▸ **Your task**: Every line below that contains "JSON" is to be copied.

▸ **Entries shown**:

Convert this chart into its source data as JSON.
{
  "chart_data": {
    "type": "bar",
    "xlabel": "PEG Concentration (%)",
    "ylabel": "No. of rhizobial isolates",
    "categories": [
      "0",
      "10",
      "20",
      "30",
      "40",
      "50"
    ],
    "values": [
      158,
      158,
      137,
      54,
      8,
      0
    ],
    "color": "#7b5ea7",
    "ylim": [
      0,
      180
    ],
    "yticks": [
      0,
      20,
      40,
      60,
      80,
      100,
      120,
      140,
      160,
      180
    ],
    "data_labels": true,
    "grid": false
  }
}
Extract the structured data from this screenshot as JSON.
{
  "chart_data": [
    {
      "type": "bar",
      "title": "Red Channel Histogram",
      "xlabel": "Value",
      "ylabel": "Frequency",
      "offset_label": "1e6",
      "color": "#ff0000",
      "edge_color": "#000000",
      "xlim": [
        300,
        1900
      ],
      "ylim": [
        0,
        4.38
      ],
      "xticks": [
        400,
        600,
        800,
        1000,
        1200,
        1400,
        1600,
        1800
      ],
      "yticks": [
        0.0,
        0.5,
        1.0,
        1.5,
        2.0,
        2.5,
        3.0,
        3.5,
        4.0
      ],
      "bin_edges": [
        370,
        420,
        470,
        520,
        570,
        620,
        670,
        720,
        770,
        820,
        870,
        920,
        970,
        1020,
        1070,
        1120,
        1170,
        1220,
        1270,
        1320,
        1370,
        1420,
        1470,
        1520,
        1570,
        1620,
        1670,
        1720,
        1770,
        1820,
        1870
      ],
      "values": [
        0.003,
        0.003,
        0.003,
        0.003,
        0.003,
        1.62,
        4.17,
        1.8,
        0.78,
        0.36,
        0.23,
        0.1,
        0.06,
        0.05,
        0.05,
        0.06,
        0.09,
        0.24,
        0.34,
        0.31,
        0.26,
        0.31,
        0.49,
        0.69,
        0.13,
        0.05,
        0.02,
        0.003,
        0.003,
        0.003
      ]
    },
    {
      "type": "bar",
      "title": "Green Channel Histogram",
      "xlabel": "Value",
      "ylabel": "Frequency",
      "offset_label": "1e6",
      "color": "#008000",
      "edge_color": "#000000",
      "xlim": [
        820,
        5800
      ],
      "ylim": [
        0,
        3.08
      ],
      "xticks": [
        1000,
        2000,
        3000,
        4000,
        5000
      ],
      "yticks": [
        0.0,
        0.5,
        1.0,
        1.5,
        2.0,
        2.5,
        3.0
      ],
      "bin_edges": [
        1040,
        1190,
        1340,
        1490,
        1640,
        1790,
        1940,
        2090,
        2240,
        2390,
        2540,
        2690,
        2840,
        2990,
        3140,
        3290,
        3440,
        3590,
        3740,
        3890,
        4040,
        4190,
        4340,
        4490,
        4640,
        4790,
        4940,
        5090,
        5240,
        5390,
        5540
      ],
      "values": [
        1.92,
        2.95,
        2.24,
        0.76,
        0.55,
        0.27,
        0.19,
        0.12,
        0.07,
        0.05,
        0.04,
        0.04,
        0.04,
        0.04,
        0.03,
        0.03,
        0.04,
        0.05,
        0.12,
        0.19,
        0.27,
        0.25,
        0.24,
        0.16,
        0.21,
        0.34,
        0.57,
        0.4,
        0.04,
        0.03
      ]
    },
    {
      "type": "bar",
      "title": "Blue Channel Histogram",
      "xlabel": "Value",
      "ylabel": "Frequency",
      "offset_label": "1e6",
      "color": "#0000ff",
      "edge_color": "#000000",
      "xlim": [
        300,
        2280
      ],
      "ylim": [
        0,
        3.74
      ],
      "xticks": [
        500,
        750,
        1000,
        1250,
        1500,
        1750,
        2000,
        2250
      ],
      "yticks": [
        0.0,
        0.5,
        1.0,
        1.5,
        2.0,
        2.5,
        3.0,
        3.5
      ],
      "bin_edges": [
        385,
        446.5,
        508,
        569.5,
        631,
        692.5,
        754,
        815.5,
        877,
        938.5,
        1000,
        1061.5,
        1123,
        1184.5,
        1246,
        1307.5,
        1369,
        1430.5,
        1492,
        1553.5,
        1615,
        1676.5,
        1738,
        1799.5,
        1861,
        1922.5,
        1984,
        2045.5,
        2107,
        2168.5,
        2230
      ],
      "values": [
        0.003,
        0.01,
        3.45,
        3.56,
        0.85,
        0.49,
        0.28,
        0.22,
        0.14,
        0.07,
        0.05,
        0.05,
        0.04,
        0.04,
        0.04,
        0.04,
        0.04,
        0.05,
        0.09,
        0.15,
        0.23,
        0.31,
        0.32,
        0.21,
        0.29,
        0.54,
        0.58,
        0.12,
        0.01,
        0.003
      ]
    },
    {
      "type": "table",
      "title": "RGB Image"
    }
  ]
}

▸ **Completed exercise**:
Convert this chart into its source data as JSON.
Extract the structured data from this screenshot as JSON.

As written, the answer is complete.